→ TO DO
Reproduce each of the following rows word for word, without changing anything.

→ RECORDS

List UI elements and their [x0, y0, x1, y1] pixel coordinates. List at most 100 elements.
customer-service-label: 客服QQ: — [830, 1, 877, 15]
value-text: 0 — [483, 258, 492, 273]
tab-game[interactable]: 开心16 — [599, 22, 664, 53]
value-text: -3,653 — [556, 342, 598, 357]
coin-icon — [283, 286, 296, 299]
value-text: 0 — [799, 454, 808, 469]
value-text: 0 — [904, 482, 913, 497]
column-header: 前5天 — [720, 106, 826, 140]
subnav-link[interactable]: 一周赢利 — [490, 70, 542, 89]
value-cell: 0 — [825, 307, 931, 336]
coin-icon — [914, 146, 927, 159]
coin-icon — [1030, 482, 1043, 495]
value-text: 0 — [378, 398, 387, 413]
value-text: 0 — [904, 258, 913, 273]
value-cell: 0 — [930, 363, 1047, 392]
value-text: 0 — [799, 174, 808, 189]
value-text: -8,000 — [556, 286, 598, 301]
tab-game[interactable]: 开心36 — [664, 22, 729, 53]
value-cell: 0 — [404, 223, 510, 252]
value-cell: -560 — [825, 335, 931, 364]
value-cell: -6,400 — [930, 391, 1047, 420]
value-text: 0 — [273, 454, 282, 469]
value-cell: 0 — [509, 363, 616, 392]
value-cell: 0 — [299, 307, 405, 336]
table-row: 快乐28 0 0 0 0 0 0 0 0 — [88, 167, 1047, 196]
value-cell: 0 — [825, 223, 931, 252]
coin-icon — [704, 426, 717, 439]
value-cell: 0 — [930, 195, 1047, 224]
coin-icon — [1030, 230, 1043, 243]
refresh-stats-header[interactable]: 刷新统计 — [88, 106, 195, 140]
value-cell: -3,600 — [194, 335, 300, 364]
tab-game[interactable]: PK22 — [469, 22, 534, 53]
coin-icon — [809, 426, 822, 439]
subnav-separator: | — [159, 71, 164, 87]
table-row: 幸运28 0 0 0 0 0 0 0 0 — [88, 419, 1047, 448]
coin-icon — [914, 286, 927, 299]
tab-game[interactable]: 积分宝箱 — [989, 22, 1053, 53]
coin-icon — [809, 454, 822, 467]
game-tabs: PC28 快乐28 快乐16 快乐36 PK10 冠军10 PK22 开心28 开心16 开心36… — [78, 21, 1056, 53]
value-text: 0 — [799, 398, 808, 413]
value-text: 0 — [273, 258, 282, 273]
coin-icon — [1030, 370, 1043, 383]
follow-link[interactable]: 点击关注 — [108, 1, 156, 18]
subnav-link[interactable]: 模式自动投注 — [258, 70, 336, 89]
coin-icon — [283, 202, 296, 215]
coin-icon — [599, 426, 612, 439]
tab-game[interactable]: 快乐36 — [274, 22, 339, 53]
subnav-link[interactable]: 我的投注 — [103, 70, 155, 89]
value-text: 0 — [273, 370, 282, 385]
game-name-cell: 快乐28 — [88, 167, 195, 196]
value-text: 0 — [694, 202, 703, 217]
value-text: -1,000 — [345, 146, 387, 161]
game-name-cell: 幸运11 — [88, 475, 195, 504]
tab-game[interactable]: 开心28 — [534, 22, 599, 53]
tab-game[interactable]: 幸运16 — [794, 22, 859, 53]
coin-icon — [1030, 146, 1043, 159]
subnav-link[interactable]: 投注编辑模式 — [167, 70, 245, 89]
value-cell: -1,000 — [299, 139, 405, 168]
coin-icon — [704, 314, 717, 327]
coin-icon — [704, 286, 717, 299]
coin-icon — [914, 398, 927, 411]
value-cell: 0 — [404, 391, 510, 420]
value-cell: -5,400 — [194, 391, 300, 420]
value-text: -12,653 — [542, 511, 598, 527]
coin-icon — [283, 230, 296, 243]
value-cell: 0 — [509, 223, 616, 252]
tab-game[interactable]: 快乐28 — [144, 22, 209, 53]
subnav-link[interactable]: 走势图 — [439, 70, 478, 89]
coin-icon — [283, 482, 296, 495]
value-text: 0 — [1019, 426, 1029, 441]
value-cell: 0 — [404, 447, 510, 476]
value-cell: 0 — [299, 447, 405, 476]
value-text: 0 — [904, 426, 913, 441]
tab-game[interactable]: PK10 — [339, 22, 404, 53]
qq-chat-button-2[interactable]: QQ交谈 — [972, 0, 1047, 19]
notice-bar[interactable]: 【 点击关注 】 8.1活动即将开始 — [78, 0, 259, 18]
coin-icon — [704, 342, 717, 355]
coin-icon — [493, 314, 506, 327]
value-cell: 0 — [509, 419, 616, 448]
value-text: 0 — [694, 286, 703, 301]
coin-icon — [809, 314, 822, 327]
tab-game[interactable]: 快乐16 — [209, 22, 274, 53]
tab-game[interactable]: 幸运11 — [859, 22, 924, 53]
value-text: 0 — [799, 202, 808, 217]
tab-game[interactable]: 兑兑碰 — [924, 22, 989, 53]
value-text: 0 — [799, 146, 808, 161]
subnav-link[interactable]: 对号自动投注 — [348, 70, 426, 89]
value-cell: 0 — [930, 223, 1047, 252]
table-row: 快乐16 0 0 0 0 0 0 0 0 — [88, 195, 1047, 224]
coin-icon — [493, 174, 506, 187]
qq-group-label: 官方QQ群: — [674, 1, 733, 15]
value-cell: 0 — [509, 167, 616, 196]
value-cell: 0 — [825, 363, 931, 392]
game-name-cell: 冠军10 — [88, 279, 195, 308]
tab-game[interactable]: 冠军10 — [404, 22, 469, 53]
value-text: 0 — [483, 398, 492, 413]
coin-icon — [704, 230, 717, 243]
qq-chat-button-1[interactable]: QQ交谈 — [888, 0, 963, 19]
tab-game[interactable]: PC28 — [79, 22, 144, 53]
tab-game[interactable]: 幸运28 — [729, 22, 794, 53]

→ CORRECT OUTPUT
List UI elements and their [x0, y0, x1, y1] pixel coordinates. List at most 100 elements.
customer-service-label: 客服QQ: — [830, 1, 877, 15]
value-text: 0 — [483, 258, 492, 273]
tab-game[interactable]: 开心16 — [599, 22, 664, 53]
value-text: -3,653 — [556, 342, 598, 357]
coin-icon — [283, 286, 296, 299]
value-text: 0 — [799, 454, 808, 469]
value-text: 0 — [904, 482, 913, 497]
column-header: 前5天 — [720, 106, 826, 140]
subnav-link[interactable]: 一周赢利 — [490, 70, 542, 89]
value-cell: 0 — [825, 307, 931, 336]
coin-icon — [914, 146, 927, 159]
coin-icon — [1030, 482, 1043, 495]
value-text: 0 — [378, 398, 387, 413]
value-text: 0 — [904, 258, 913, 273]
value-cell: 0 — [930, 363, 1047, 392]
value-text: 0 — [799, 174, 808, 189]
value-text: -8,000 — [556, 286, 598, 301]
tab-game[interactable]: 开心36 — [664, 22, 729, 53]
value-cell: 0 — [404, 223, 510, 252]
value-cell: -560 — [825, 335, 931, 364]
value-cell: -6,400 — [930, 391, 1047, 420]
value-text: 0 — [273, 454, 282, 469]
value-cell: 0 — [509, 363, 616, 392]
value-cell: 0 — [299, 307, 405, 336]
table-row: 快乐28 0 0 0 0 0 0 0 0 — [88, 167, 1047, 196]
value-cell: 0 — [825, 223, 931, 252]
coin-icon — [704, 426, 717, 439]
value-cell: 0 — [930, 195, 1047, 224]
coin-icon — [1030, 230, 1043, 243]
refresh-stats-header[interactable]: 刷新统计 — [88, 106, 195, 140]
value-cell: -3,600 — [194, 335, 300, 364]
tab-game[interactable]: PK22 — [469, 22, 534, 53]
coin-icon — [809, 426, 822, 439]
subnav-separator: | — [159, 71, 164, 87]
table-row: 幸运28 0 0 0 0 0 0 0 0 — [88, 419, 1047, 448]
coin-icon — [914, 286, 927, 299]
tab-game[interactable]: 积分宝箱 — [989, 22, 1053, 53]
coin-icon — [809, 454, 822, 467]
game-tabs: PC28 快乐28 快乐16 快乐36 PK10 冠军10 PK22 开心28 开心16 开心36… — [78, 21, 1056, 53]
value-text: 0 — [799, 398, 808, 413]
value-text: 0 — [273, 258, 282, 273]
coin-icon — [1030, 370, 1043, 383]
follow-link[interactable]: 点击关注 — [108, 1, 156, 18]
subnav-link[interactable]: 模式自动投注 — [258, 70, 336, 89]
coin-icon — [283, 202, 296, 215]
coin-icon — [599, 426, 612, 439]
tab-game[interactable]: 快乐36 — [274, 22, 339, 53]
subnav-link[interactable]: 我的投注 — [103, 70, 155, 89]
value-text: 0 — [273, 370, 282, 385]
game-name-cell: 快乐28 — [88, 167, 195, 196]
value-text: 0 — [694, 202, 703, 217]
value-text: -1,000 — [345, 146, 387, 161]
game-name-cell: 幸运11 — [88, 475, 195, 504]
tab-game[interactable]: 开心28 — [534, 22, 599, 53]
tab-game[interactable]: 幸运16 — [794, 22, 859, 53]
coin-icon — [1030, 146, 1043, 159]
subnav-link[interactable]: 投注编辑模式 — [167, 70, 245, 89]
value-cell: -1,000 — [299, 139, 405, 168]
coin-icon — [704, 314, 717, 327]
coin-icon — [704, 286, 717, 299]
coin-icon — [914, 398, 927, 411]
value-cell: 0 — [404, 391, 510, 420]
value-cell: -5,400 — [194, 391, 300, 420]
value-text: -12,653 — [542, 511, 598, 527]
coin-icon — [283, 230, 296, 243]
value-cell: 0 — [509, 223, 616, 252]
tab-game[interactable]: 快乐28 — [144, 22, 209, 53]
subnav-link[interactable]: 走势图 — [439, 70, 478, 89]
coin-icon — [283, 482, 296, 495]
value-text: 0 — [1019, 426, 1029, 441]
value-cell: 0 — [404, 447, 510, 476]
value-cell: 0 — [299, 447, 405, 476]
value-text: 0 — [904, 426, 913, 441]
tab-game[interactable]: PK10 — [339, 22, 404, 53]
qq-chat-button-2[interactable]: QQ交谈 — [972, 0, 1047, 19]
notice-bar[interactable]: 【 点击关注 】 8.1活动即将开始 — [78, 0, 259, 18]
coin-icon — [704, 342, 717, 355]
coin-icon — [493, 314, 506, 327]
value-cell: 0 — [509, 419, 616, 448]
value-text: 0 — [694, 286, 703, 301]
coin-icon — [809, 314, 822, 327]
tab-game[interactable]: 快乐16 — [209, 22, 274, 53]
tab-game[interactable]: 幸运11 — [859, 22, 924, 53]
value-text: 0 — [799, 202, 808, 217]
tab-game[interactable]: 兑兑碰 — [924, 22, 989, 53]
value-text: 0 — [799, 146, 808, 161]
subnav-link[interactable]: 对号自动投注 — [348, 70, 426, 89]
value-cell: 0 — [930, 223, 1047, 252]
table-row: 快乐16 0 0 0 0 0 0 0 0 — [88, 195, 1047, 224]
coin-icon — [493, 174, 506, 187]
qq-group-label: 官方QQ群: — [674, 1, 733, 15]
value-cell: 0 — [509, 167, 616, 196]
value-cell: 0 — [825, 363, 931, 392]
game-name-cell: 冠军10 — [88, 279, 195, 308]
tab-game[interactable]: 冠军10 — [404, 22, 469, 53]
value-text: 0 — [483, 398, 492, 413]
coin-icon — [704, 230, 717, 243]
qq-chat-button-1[interactable]: QQ交谈 — [888, 0, 963, 19]
tab-game[interactable]: PC28 — [79, 22, 144, 53]
tab-game[interactable]: 幸运28 — [729, 22, 794, 53]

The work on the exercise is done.